Write out each line beneath this one exactly as it reads.

>> START Listed entries

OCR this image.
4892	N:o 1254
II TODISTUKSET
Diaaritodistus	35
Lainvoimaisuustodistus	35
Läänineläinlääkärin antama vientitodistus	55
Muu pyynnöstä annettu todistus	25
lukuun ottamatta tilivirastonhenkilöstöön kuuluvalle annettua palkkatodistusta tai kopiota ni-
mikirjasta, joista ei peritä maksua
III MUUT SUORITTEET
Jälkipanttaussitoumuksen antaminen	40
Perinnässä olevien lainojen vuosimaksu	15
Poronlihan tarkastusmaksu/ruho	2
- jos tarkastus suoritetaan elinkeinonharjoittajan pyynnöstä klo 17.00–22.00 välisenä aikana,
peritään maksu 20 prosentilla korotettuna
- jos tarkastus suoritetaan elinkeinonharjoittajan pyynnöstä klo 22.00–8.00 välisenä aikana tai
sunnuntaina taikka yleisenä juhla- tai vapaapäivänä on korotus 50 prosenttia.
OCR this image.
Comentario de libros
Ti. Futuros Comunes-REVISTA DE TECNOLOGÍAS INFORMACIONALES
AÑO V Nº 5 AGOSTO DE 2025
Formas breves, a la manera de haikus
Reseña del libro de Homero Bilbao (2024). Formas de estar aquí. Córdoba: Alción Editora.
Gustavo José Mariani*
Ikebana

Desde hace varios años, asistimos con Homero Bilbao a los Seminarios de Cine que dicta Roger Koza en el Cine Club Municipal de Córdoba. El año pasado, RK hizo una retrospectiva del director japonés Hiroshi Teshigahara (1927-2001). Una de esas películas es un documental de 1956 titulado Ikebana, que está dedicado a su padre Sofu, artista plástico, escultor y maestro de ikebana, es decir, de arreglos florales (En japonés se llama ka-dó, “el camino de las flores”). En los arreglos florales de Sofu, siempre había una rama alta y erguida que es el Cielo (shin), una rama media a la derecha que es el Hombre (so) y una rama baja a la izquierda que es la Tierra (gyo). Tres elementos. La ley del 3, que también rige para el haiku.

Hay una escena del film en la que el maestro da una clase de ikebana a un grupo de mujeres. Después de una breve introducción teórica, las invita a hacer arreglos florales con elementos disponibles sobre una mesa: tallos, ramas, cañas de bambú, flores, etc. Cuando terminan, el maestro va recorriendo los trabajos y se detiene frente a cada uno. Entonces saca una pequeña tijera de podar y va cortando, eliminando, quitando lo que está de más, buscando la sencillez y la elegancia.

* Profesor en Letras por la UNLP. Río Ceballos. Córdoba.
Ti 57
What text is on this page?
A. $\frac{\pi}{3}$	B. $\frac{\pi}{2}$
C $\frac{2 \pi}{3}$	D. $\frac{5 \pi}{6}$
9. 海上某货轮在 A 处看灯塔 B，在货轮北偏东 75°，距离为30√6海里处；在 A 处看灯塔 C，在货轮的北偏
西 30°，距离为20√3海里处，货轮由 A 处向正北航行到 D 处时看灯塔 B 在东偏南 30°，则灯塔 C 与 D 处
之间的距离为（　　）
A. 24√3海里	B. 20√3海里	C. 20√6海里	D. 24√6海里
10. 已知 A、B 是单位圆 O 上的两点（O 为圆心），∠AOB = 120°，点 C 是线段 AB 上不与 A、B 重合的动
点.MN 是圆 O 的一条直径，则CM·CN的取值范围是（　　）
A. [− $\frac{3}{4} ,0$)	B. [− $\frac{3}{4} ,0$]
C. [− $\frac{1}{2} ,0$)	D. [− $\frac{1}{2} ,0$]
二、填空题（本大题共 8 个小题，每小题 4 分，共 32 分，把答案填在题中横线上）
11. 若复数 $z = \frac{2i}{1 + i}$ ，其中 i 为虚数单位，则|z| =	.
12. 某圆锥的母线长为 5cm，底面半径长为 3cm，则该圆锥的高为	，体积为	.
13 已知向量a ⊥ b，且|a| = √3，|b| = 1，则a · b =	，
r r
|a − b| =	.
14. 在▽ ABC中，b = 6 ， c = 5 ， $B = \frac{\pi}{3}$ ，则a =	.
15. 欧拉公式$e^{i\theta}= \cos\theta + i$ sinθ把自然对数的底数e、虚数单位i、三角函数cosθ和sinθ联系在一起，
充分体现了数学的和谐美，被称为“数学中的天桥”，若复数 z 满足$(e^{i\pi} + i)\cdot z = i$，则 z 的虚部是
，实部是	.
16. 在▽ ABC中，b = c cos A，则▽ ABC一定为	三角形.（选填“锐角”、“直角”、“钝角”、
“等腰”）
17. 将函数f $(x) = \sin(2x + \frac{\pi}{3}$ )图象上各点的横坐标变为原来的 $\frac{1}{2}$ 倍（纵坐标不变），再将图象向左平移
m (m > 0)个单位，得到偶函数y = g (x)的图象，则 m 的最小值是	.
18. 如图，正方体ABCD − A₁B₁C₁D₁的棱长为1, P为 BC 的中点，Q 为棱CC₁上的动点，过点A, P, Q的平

>> END Listed entries

- _Complete answer_
OCR this image.
4892	N:o 1254
II TODISTUKSET
Diaaritodistus	35
Lainvoimaisuustodistus	35
Läänineläinlääkärin antama vientitodistus	55
Muu pyynnöstä annettu todistus	25
lukuun ottamatta tilivirastonhenkilöstöön kuuluvalle annettua palkkatodistusta tai kopiota ni-
mikirjasta, joista ei peritä maksua
III MUUT SUORITTEET
Jälkipanttaussitoumuksen antaminen	40
Perinnässä olevien lainojen vuosimaksu	15
Poronlihan tarkastusmaksu/ruho	2
- jos tarkastus suoritetaan elinkeinonharjoittajan pyynnöstä klo 17.00–22.00 välisenä aikana,
peritään maksu 20 prosentilla korotettuna
- jos tarkastus suoritetaan elinkeinonharjoittajan pyynnöstä klo 22.00–8.00 välisenä aikana tai
sunnuntaina taikka yleisenä juhla- tai vapaapäivänä on korotus 50 prosenttia.
OCR this image.
Comentario de libros
Ti. Futuros Comunes-REVISTA DE TECNOLOGÍAS INFORMACIONALES
AÑO V Nº 5 AGOSTO DE 2025
Formas breves, a la manera de haikus
Reseña del libro de Homero Bilbao (2024). Formas de estar aquí. Córdoba: Alción Editora.
Gustavo José Mariani*
Ikebana

Desde hace varios años, asistimos con Homero Bilbao a los Seminarios de Cine que dicta Roger Koza en el Cine Club Municipal de Córdoba. El año pasado, RK hizo una retrospectiva del director japonés Hiroshi Teshigahara (1927-2001). Una de esas películas es un documental de 1956 titulado Ikebana, que está dedicado a su padre Sofu, artista plástico, escultor y maestro de ikebana, es decir, de arreglos florales (En japonés se llama ka-dó, “el camino de las flores”). En los arreglos florales de Sofu, siempre había una rama alta y erguida que es el Cielo (shin), una rama media a la derecha que es el Hombre (so) y una rama baja a la izquierda que es la Tierra (gyo). Tres elementos. La ley del 3, que también rige para el haiku.

Hay una escena del film en la que el maestro da una clase de ikebana a un grupo de mujeres. Después de una breve introducción teórica, las invita a hacer arreglos florales con elementos disponibles sobre una mesa: tallos, ramas, cañas de bambú, flores, etc. Cuando terminan, el maestro va recorriendo los trabajos y se detiene frente a cada uno. Entonces saca una pequeña tijera de podar y va cortando, eliminando, quitando lo que está de más, buscando la sencillez y la elegancia.

* Profesor en Letras por la UNLP. Río Ceballos. Córdoba.
Ti 57
What text is on this page?
A. $\frac{\pi}{3}$	B. $\frac{\pi}{2}$
C $\frac{2 \pi}{3}$	D. $\frac{5 \pi}{6}$
9. 海上某货轮在 A 处看灯塔 B，在货轮北偏东 75°，距离为30√6海里处；在 A 处看灯塔 C，在货轮的北偏
西 30°，距离为20√3海里处，货轮由 A 处向正北航行到 D 处时看灯塔 B 在东偏南 30°，则灯塔 C 与 D 处
之间的距离为（　　）
A. 24√3海里	B. 20√3海里	C. 20√6海里	D. 24√6海里
10. 已知 A、B 是单位圆 O 上的两点（O 为圆心），∠AOB = 120°，点 C 是线段 AB 上不与 A、B 重合的动
点.MN 是圆 O 的一条直径，则CM·CN的取值范围是（　　）
A. [− $\frac{3}{4} ,0$)	B. [− $\frac{3}{4} ,0$]
C. [− $\frac{1}{2} ,0$)	D. [− $\frac{1}{2} ,0$]
二、填空题（本大题共 8 个小题，每小题 4 分，共 32 分，把答案填在题中横线上）
11. 若复数 $z = \frac{2i}{1 + i}$ ，其中 i 为虚数单位，则|z| =	.
12. 某圆锥的母线长为 5cm，底面半径长为 3cm，则该圆锥的高为	，体积为	.
13 已知向量a ⊥ b，且|a| = √3，|b| = 1，则a · b =	，
r r
|a − b| =	.
14. 在▽ ABC中，b = 6 ， c = 5 ， $B = \frac{\pi}{3}$ ，则a =	.
15. 欧拉公式$e^{i\theta}= \cos\theta + i$ sinθ把自然对数的底数e、虚数单位i、三角函数cosθ和sinθ联系在一起，
充分体现了数学的和谐美，被称为“数学中的天桥”，若复数 z 满足$(e^{i\pi} + i)\cdot z = i$，则 z 的虚部是
，实部是	.
16. 在▽ ABC中，b = c cos A，则▽ ABC一定为	三角形.（选填“锐角”、“直角”、“钝角”、
“等腰”）
17. 将函数f $(x) = \sin(2x + \frac{\pi}{3}$ )图象上各点的横坐标变为原来的 $\frac{1}{2}$ 倍（纵坐标不变），再将图象向左平移
m (m > 0)个单位，得到偶函数y = g (x)的图象，则 m 的最小值是	.
18. 如图，正方体ABCD − A₁B₁C₁D₁的棱长为1, P为 BC 的中点，Q 为棱CC₁上的动点，过点A, P, Q的平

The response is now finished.